Восшествие Геркулеса Непобедимого
К началу великой итальянской экспансии Рима в IV веке культ Геркулеса уже полностью сформировался. Как мы отмечали ранее, поклонение ему на Бычьем форуме восходит к архаическому периоду, и к этому времени божество окончательно избавилось от прежних синкретических свойств, в том числе и от каких-либо ассоциаций с Мелькартом. В 399 году отправление культа Геркулеса вошло в религиозный календарь Рима, а с 312 года он получил статус государственного кумира и героя. Примерно в это же время был построен и первый официальный храм в честь Hercules In-victus, Геркулеса Непобедимого, — явное признание победоносности эллинистического мира. Естественно, наследниками Геркулеса пожелали стать многие знатные семьи римской аристократии, в том числе и Фабии, объявившие героя своим прародителем{602}.
Хотя история, ассоциирующая Геркулеса с Римом, имеет очень древние корни, миф о его визите в Паллантей и убиении великана Кака, очевидно, был отшлифован и приведен в надлежащий вид в последние десятилетия IV или в начале III века, что может указывать на его прямую связь с политическими устремлениями Рима в Италии[218]. Претензия на то, что Геркулес убил Кака именно в Паллантее (место основания Рима), обеспечивала городу привилегированное и престижное положение в сравнении с латинскими соседями. В некоторых вариантах легенд о Геркулесе утверждается, будто на месте будущего Рима он породил и Латина, родоначальника лати-нов{603}. Вооружившись собственной версией преданий о Геркулесе, римляне могли и претендовать на престижное греческое происхождение, и доказать законность своих прав на владение всей Италией для создания общего Геркулесова государства. По крайней мере былинный герой открывал дорогу римлянам в древние города Великой Греции, многие из которых тоже записали его в отцы-основатели. Здесь, опираясь на престижное родство с греками, они смело могли реализовывать и свои политические интересы.

------------------------------

_ЗАДАНИЕ_
Перепишите весь текст о культе Геркулеса в Риме от начала до конца, не меняя в нём ни слова.

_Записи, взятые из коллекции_

------------------------------

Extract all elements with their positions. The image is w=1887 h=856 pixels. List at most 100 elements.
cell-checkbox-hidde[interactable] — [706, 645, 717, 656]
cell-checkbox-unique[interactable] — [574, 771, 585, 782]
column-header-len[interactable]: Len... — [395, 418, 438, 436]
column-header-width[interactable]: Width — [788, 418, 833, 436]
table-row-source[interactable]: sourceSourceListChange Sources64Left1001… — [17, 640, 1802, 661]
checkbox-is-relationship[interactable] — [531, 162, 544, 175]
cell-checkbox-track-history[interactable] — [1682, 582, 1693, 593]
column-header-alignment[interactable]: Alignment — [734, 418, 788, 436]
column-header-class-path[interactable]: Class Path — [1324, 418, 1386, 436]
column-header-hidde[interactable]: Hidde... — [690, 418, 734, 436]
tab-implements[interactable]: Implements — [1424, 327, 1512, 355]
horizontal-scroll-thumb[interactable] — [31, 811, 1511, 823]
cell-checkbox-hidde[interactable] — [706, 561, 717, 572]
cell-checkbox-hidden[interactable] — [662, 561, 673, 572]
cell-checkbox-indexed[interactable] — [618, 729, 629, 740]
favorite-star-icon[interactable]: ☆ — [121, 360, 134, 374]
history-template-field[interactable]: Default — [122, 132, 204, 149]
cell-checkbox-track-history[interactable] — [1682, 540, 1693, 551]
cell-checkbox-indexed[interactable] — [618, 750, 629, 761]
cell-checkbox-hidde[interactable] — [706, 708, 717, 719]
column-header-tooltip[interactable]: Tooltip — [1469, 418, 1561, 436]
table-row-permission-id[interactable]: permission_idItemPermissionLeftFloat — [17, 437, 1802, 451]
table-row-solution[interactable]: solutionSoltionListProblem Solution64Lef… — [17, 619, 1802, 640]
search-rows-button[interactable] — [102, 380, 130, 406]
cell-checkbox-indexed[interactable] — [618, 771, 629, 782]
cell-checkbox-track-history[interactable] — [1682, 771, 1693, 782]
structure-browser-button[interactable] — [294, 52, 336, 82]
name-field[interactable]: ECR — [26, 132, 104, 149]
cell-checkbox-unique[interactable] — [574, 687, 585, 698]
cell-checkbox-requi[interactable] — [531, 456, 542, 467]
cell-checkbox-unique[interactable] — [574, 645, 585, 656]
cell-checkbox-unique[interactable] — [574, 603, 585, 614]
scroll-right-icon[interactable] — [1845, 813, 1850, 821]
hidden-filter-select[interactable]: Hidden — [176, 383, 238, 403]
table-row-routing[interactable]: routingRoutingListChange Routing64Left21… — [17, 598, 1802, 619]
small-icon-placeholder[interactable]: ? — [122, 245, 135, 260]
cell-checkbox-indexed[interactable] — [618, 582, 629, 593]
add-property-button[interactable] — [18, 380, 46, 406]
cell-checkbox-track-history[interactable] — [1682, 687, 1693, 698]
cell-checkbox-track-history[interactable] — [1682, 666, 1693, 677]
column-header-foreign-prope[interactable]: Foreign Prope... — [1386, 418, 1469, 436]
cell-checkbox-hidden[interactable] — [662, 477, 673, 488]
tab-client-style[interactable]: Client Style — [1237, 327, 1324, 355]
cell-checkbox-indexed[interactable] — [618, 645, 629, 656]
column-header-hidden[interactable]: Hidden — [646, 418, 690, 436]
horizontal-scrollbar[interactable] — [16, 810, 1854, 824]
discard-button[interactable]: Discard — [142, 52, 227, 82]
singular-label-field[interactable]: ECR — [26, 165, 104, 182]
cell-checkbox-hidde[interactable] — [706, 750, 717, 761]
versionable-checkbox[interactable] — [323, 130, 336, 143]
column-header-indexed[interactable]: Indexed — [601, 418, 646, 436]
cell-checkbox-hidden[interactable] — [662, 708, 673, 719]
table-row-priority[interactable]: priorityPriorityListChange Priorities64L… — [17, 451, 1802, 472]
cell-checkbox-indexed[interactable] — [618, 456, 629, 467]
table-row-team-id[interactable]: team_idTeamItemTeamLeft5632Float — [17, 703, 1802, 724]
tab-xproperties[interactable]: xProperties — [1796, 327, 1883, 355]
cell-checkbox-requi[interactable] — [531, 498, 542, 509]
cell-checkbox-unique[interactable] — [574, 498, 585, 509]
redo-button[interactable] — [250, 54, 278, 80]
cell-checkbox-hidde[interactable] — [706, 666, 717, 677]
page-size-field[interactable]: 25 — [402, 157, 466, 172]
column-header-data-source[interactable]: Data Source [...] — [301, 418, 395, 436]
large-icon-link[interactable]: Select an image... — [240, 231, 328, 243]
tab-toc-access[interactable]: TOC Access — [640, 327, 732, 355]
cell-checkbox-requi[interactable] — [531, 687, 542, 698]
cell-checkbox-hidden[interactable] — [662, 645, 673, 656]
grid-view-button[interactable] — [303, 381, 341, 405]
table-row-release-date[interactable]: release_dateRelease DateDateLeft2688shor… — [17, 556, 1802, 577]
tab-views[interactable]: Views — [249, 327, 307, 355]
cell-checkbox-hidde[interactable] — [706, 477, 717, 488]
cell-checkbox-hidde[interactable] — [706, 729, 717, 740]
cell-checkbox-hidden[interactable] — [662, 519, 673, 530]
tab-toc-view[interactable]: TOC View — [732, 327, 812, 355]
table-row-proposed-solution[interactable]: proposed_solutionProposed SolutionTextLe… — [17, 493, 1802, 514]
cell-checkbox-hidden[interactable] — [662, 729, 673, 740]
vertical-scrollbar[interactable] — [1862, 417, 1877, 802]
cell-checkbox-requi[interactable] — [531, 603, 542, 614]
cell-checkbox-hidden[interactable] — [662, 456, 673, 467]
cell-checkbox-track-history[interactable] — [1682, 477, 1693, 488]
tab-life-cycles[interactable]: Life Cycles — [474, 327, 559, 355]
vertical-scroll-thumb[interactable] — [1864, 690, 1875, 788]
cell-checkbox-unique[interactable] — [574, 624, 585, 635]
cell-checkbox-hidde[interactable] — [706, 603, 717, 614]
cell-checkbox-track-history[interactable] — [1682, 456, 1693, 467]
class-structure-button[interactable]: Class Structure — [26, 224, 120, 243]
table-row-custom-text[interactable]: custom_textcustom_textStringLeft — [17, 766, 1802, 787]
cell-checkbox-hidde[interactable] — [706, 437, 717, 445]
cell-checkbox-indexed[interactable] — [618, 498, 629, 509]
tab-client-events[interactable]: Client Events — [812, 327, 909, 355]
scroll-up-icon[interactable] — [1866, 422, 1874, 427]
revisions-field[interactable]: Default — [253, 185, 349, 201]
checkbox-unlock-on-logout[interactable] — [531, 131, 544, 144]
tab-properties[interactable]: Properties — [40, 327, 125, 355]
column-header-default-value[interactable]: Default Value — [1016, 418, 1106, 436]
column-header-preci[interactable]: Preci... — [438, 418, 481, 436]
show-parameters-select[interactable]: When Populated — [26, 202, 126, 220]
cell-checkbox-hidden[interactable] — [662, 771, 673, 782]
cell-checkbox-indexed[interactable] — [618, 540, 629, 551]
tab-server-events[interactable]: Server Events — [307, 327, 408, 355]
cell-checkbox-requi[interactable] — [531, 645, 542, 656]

------------------------------

_ВАШ ОТВЕТ_
Восшествие Геркулеса Непобедимого
К началу великой итальянской экспансии Рима в IV веке культ Геркулеса уже полностью сформировался. Как мы отмечали ранее, поклонение ему на Бычьем форуме восходит к архаическому периоду, и к этому времени божество окончательно избавилось от прежних синкретических свойств, в том числе и от каких-либо ассоциаций с Мелькартом. В 399 году отправление культа Геркулеса вошло в религиозный календарь Рима, а с 312 года он получил статус государственного кумира и героя. Примерно в это же время был построен и первый официальный храм в честь Hercules In-victus, Геркулеса Непобедимого, — явное признание победоносности эллинистического мира. Естественно, наследниками Геркулеса пожелали стать многие знатные семьи римской аристократии, в том числе и Фабии, объявившие героя своим прародителем{602}.
Хотя история, ассоциирующая Геркулеса с Римом, имеет очень древние корни, миф о его визите в Паллантей и убиении великана Кака, очевидно, был отшлифован и приведен в надлежащий вид в последние десятилетия IV или в начале III века, что может указывать на его прямую связь с политическими устремлениями Рима в Италии[218]. Претензия на то, что Геркулес убил Кака именно в Паллантее (место основания Рима), обеспечивала городу привилегированное и престижное положение в сравнении с латинскими соседями. В некоторых вариантах легенд о Геркулесе утверждается, будто на месте будущего Рима он породил и Латина, родоначальника лати-нов{603}. Вооружившись собственной версией преданий о Геркулесе, римляне могли и претендовать на престижное греческое происхождение, и доказать законность своих прав на владение всей Италией для создания общего Геркулесова государства. По крайней мере былинный герой открывал дорогу римлянам в древние города Великой Греции, многие из которых тоже записали его в отцы-основатели. Здесь, опираясь на престижное родство с греками, они смело могли реализовывать и свои политические интересы.